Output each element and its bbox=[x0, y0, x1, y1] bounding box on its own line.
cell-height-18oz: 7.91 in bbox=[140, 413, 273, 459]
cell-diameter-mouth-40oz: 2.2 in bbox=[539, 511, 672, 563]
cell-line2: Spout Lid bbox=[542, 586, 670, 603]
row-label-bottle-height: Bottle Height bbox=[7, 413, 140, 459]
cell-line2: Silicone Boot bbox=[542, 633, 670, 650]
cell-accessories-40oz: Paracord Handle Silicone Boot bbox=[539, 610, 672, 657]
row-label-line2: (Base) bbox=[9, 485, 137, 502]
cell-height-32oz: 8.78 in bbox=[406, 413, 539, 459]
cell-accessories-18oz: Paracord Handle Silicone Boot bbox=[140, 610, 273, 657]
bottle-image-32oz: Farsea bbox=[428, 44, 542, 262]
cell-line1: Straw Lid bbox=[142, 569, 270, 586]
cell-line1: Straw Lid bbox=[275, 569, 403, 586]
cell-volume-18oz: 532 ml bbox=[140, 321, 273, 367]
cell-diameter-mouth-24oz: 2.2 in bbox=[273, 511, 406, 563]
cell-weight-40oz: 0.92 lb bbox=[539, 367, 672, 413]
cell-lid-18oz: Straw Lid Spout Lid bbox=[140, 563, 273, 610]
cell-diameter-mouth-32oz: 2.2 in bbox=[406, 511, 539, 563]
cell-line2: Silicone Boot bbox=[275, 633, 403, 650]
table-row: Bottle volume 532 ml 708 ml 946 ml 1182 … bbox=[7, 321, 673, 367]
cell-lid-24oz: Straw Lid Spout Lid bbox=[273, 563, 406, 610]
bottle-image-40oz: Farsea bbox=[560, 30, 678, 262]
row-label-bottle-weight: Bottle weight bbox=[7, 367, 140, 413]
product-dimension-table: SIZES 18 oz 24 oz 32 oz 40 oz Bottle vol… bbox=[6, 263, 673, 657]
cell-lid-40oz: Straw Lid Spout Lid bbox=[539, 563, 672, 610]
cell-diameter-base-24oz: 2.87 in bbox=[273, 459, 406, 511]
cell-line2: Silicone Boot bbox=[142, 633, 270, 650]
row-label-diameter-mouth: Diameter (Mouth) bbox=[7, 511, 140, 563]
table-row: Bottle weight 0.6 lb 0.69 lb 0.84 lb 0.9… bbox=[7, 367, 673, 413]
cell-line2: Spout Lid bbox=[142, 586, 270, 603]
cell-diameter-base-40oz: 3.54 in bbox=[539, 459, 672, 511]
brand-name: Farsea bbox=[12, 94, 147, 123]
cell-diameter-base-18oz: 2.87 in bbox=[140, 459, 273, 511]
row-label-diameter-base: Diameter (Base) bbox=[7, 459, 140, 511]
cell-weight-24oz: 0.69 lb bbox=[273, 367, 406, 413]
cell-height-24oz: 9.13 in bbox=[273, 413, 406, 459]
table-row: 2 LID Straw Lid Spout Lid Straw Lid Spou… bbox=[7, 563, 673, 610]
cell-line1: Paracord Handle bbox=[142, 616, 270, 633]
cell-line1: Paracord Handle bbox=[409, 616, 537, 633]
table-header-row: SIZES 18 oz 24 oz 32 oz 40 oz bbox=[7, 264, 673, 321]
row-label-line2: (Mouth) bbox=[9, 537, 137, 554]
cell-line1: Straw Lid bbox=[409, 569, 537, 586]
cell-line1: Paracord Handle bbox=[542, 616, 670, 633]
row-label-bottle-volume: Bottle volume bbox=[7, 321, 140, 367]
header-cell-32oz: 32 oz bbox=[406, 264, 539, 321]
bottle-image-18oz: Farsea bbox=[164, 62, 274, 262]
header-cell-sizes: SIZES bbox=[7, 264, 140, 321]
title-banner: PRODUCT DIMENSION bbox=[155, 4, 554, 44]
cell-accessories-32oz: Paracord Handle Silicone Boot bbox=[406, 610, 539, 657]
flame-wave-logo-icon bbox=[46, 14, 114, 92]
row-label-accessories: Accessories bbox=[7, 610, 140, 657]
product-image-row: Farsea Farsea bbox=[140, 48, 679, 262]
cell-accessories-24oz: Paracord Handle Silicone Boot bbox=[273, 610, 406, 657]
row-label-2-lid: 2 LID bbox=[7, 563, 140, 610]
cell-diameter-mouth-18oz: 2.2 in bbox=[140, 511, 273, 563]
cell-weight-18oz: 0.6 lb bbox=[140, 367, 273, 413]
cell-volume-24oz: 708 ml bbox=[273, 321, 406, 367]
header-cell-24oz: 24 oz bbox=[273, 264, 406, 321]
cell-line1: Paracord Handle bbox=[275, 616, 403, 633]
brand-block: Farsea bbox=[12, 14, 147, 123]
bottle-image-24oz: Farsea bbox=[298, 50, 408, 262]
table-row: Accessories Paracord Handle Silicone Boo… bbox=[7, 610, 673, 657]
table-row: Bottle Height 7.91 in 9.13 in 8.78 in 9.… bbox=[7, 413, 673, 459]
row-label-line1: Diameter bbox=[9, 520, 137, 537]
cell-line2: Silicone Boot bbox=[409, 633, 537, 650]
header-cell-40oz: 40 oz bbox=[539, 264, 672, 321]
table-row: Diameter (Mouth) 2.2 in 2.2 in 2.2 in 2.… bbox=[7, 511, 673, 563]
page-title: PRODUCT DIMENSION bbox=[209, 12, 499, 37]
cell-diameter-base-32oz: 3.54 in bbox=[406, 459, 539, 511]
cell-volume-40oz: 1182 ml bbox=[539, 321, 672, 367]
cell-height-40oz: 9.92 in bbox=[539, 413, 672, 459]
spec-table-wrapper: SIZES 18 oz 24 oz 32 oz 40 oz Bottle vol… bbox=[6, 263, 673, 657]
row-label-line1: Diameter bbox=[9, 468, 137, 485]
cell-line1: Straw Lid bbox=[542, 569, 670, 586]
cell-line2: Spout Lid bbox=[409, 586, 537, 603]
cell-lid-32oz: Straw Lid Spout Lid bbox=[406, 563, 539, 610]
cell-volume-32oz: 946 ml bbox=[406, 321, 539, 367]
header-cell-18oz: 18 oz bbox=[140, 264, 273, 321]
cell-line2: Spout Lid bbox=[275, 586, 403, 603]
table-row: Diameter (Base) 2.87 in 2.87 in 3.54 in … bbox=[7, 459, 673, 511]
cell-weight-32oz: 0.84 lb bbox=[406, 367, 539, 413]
#####
Task instructions —
Quote the listing above word for word, keeping every line in its original order.

Full answer —
Output each element and its bbox=[x0, y0, x1, y1] bounding box on its own line.
cell-height-18oz: 7.91 in bbox=[140, 413, 273, 459]
cell-diameter-mouth-40oz: 2.2 in bbox=[539, 511, 672, 563]
cell-line2: Spout Lid bbox=[542, 586, 670, 603]
row-label-bottle-height: Bottle Height bbox=[7, 413, 140, 459]
cell-line2: Silicone Boot bbox=[542, 633, 670, 650]
cell-accessories-40oz: Paracord Handle Silicone Boot bbox=[539, 610, 672, 657]
row-label-line2: (Base) bbox=[9, 485, 137, 502]
cell-height-32oz: 8.78 in bbox=[406, 413, 539, 459]
cell-accessories-18oz: Paracord Handle Silicone Boot bbox=[140, 610, 273, 657]
bottle-image-32oz: Farsea bbox=[428, 44, 542, 262]
cell-line1: Straw Lid bbox=[142, 569, 270, 586]
cell-line1: Straw Lid bbox=[275, 569, 403, 586]
cell-volume-18oz: 532 ml bbox=[140, 321, 273, 367]
cell-diameter-mouth-24oz: 2.2 in bbox=[273, 511, 406, 563]
cell-weight-40oz: 0.92 lb bbox=[539, 367, 672, 413]
cell-lid-18oz: Straw Lid Spout Lid bbox=[140, 563, 273, 610]
cell-diameter-mouth-32oz: 2.2 in bbox=[406, 511, 539, 563]
cell-line2: Silicone Boot bbox=[275, 633, 403, 650]
table-row: Bottle volume 532 ml 708 ml 946 ml 1182 … bbox=[7, 321, 673, 367]
cell-lid-24oz: Straw Lid Spout Lid bbox=[273, 563, 406, 610]
bottle-image-40oz: Farsea bbox=[560, 30, 678, 262]
row-label-bottle-weight: Bottle weight bbox=[7, 367, 140, 413]
product-dimension-table: SIZES 18 oz 24 oz 32 oz 40 oz Bottle vol… bbox=[6, 263, 673, 657]
cell-lid-40oz: Straw Lid Spout Lid bbox=[539, 563, 672, 610]
cell-diameter-base-24oz: 2.87 in bbox=[273, 459, 406, 511]
cell-line2: Silicone Boot bbox=[142, 633, 270, 650]
row-label-diameter-mouth: Diameter (Mouth) bbox=[7, 511, 140, 563]
table-row: Bottle weight 0.6 lb 0.69 lb 0.84 lb 0.9… bbox=[7, 367, 673, 413]
cell-line2: Spout Lid bbox=[142, 586, 270, 603]
cell-diameter-base-40oz: 3.54 in bbox=[539, 459, 672, 511]
brand-name: Farsea bbox=[12, 94, 147, 123]
cell-diameter-base-18oz: 2.87 in bbox=[140, 459, 273, 511]
row-label-diameter-base: Diameter (Base) bbox=[7, 459, 140, 511]
cell-weight-24oz: 0.69 lb bbox=[273, 367, 406, 413]
cell-height-24oz: 9.13 in bbox=[273, 413, 406, 459]
table-row: 2 LID Straw Lid Spout Lid Straw Lid Spou… bbox=[7, 563, 673, 610]
cell-line1: Paracord Handle bbox=[142, 616, 270, 633]
cell-line1: Paracord Handle bbox=[409, 616, 537, 633]
table-header-row: SIZES 18 oz 24 oz 32 oz 40 oz bbox=[7, 264, 673, 321]
row-label-line2: (Mouth) bbox=[9, 537, 137, 554]
cell-line1: Straw Lid bbox=[409, 569, 537, 586]
cell-line1: Paracord Handle bbox=[542, 616, 670, 633]
row-label-bottle-volume: Bottle volume bbox=[7, 321, 140, 367]
header-cell-32oz: 32 oz bbox=[406, 264, 539, 321]
bottle-image-18oz: Farsea bbox=[164, 62, 274, 262]
header-cell-sizes: SIZES bbox=[7, 264, 140, 321]
title-banner: PRODUCT DIMENSION bbox=[155, 4, 554, 44]
cell-accessories-32oz: Paracord Handle Silicone Boot bbox=[406, 610, 539, 657]
flame-wave-logo-icon bbox=[46, 14, 114, 92]
row-label-accessories: Accessories bbox=[7, 610, 140, 657]
product-image-row: Farsea Farsea bbox=[140, 48, 679, 262]
cell-accessories-24oz: Paracord Handle Silicone Boot bbox=[273, 610, 406, 657]
row-label-2-lid: 2 LID bbox=[7, 563, 140, 610]
cell-diameter-mouth-18oz: 2.2 in bbox=[140, 511, 273, 563]
cell-weight-18oz: 0.6 lb bbox=[140, 367, 273, 413]
cell-volume-24oz: 708 ml bbox=[273, 321, 406, 367]
header-cell-24oz: 24 oz bbox=[273, 264, 406, 321]
cell-line1: Paracord Handle bbox=[275, 616, 403, 633]
brand-block: Farsea bbox=[12, 14, 147, 123]
bottle-image-24oz: Farsea bbox=[298, 50, 408, 262]
table-row: Accessories Paracord Handle Silicone Boo… bbox=[7, 610, 673, 657]
table-row: Bottle Height 7.91 in 9.13 in 8.78 in 9.… bbox=[7, 413, 673, 459]
row-label-line1: Diameter bbox=[9, 520, 137, 537]
cell-line2: Silicone Boot bbox=[409, 633, 537, 650]
header-cell-40oz: 40 oz bbox=[539, 264, 672, 321]
table-row: Diameter (Mouth) 2.2 in 2.2 in 2.2 in 2.… bbox=[7, 511, 673, 563]
page-title: PRODUCT DIMENSION bbox=[209, 12, 499, 37]
cell-diameter-base-32oz: 3.54 in bbox=[406, 459, 539, 511]
cell-volume-40oz: 1182 ml bbox=[539, 321, 672, 367]
cell-height-40oz: 9.92 in bbox=[539, 413, 672, 459]
spec-table-wrapper: SIZES 18 oz 24 oz 32 oz 40 oz Bottle vol… bbox=[6, 263, 673, 657]
row-label-line1: Diameter bbox=[9, 468, 137, 485]
cell-line1: Straw Lid bbox=[542, 569, 670, 586]
cell-line2: Spout Lid bbox=[409, 586, 537, 603]
cell-lid-32oz: Straw Lid Spout Lid bbox=[406, 563, 539, 610]
cell-volume-32oz: 946 ml bbox=[406, 321, 539, 367]
header-cell-18oz: 18 oz bbox=[140, 264, 273, 321]
cell-line2: Spout Lid bbox=[275, 586, 403, 603]
table-row: Diameter (Base) 2.87 in 2.87 in 3.54 in … bbox=[7, 459, 673, 511]
cell-weight-32oz: 0.84 lb bbox=[406, 367, 539, 413]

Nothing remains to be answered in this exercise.